### TUGAS LATIHAN INI
1. Menurut teks tentang ideologi tata kelola ekonomi, menjadi apa Soviet setelah lebih membuka diri?
2. Salin tanpa perubahan bagian teks tentang ideologi tata kelola ekonomi, mulai dari "Dunia ekonomi seperti" sampai dengan "ekonomi di dunia.".

Pertentangan dan “pertempuran” ideologi dalam tata kelola
ekonomi pada saat ini mungkin kurang mendapat perhatian yang lebih mendalam
setelah berakhirnya perang dingin dan kekalahan sistem ekonomi Marxistme-
Komunisme Uni Soviet pada era 80an dari sistem ekonomi kapital yang diusung
oleh USA.
Dunia ekonomi seperti “telah paham” ke arah mana haluan tata
kelola ekonominya akan digerakkan pada tahun-tahun belakangan ini, ke arah
keterbukaan ekonomi dan demokrasi. Setelah Soviet lebih membuka diri menjadi
federasi Rusia, maka RRC pun melakukan “revisi” pada tata kelola ekonomi namun
tidak diikuti oleh tata kelola administrasi pemerintahannya. Perkawinan silang
ini menghasilkan ideologi baru yang cukup menggelikan, sistem pemerintahan
sosialis dengan tata kelola ekonomi lebih terbuka. Namun sistem ini buktinya
juga menghasilkan pertumbuhan ekonomi yang baik, buktinya sampai saat ini RRC
menjadi salah satu kekuatan ekonomi di dunia.

### BAGIAN DATA
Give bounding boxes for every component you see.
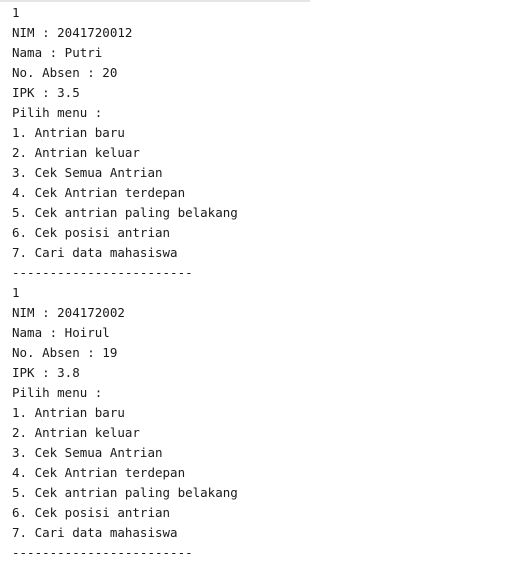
console-line-separator: ------------------------ bbox=[12, 545, 193, 560]
console-line-menu-item: 4. Cek Antrian terdepan bbox=[12, 185, 186, 200]
console-line-menu-item: 7. Cari data mahasiswa bbox=[12, 525, 178, 540]
console-line-absen: No. Absen : 19 bbox=[12, 345, 118, 360]
console-line-nim: NIM : 2041720012 bbox=[12, 25, 133, 40]
console-line-input: 1 bbox=[12, 5, 20, 20]
console-output: 1 NIM : 2041720012 Nama : Putri No. Abse… bbox=[12, 3, 238, 563]
console-line-menu-item: 5. Cek antrian paling belakang bbox=[12, 205, 238, 220]
top-border-line bbox=[0, 0, 310, 2]
console-line-menu-item: 3. Cek Semua Antrian bbox=[12, 445, 163, 460]
console-line-menu-header: Pilih menu : bbox=[12, 385, 103, 400]
console-line-menu-item: 3. Cek Semua Antrian bbox=[12, 165, 163, 180]
console-line-menu-item: 1. Antrian baru bbox=[12, 125, 125, 140]
console-line-nim: NIM : 204172002 bbox=[12, 305, 125, 320]
console-line-ipk: IPK : 3.8 bbox=[12, 365, 80, 380]
console-line-menu-item: 4. Cek Antrian terdepan bbox=[12, 465, 186, 480]
console-line-separator: ------------------------ bbox=[12, 265, 193, 280]
console-line-menu-item: 6. Cek posisi antrian bbox=[12, 225, 171, 240]
console-line-nama: Nama : Putri bbox=[12, 45, 103, 60]
console-line-menu-header: Pilih menu : bbox=[12, 105, 103, 120]
console-line-menu-item: 2. Antrian keluar bbox=[12, 145, 140, 160]
console-line-menu-item: 7. Cari data mahasiswa bbox=[12, 245, 178, 260]
console-line-ipk: IPK : 3.5 bbox=[12, 85, 80, 100]
console-line-menu-item: 1. Antrian baru bbox=[12, 405, 125, 420]
console-line-menu-item: 6. Cek posisi antrian bbox=[12, 505, 171, 520]
console-line-menu-item: 5. Cek antrian paling belakang bbox=[12, 485, 238, 500]
console-line-absen: No. Absen : 20 bbox=[12, 65, 118, 80]
console-line-menu-item: 2. Antrian keluar bbox=[12, 425, 140, 440]
console-line-nama: Nama : Hoirul bbox=[12, 325, 110, 340]
console-line-input: 1 bbox=[12, 285, 20, 300]
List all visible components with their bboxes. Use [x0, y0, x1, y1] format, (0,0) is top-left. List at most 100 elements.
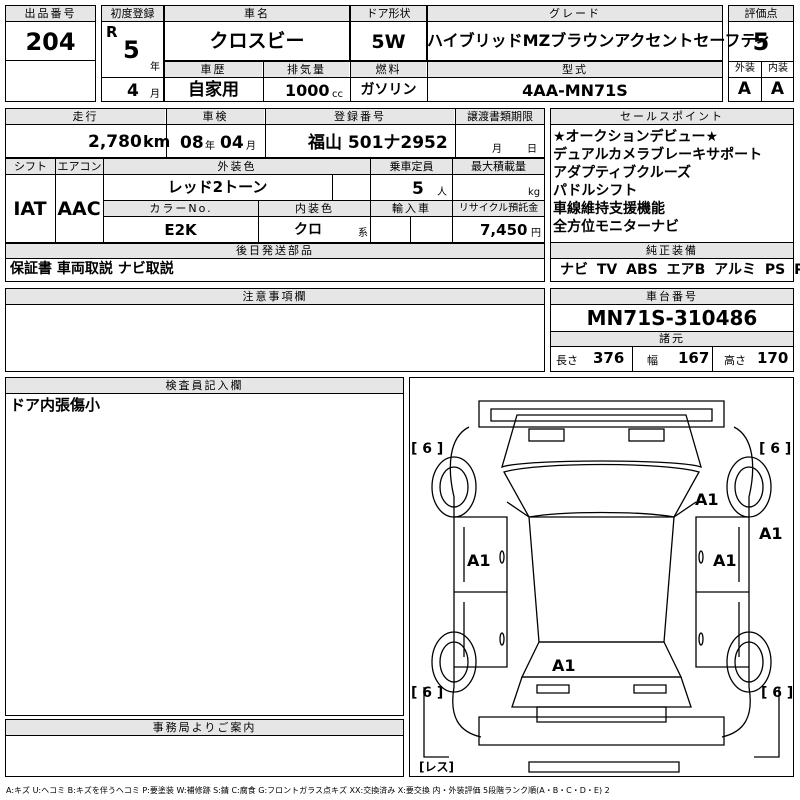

### JAWABAN SETIAP TUGAS
1. Soviet menjadi federasi Rusia.

2.
Dunia ekonomi seperti “telah paham” ke arah mana haluan tata
kelola ekonominya akan digerakkan pada tahun-tahun belakangan ini, ke arah
keterbukaan ekonomi dan demokrasi. Setelah Soviet lebih membuka diri menjadi
federasi Rusia, maka RRC pun melakukan “revisi” pada tata kelola ekonomi namun
tidak diikuti oleh tata kelola administrasi pemerintahannya. Perkawinan silang
ini menghasilkan ideologi baru yang cukup menggelikan, sistem pemerintahan
sosialis dengan tata kelola ekonomi lebih terbuka. Namun sistem ini buktinya
juga menghasilkan pertumbuhan ekonomi yang baik, buktinya sampai saat ini RRC
menjadi salah satu kekuatan ekonomi di dunia.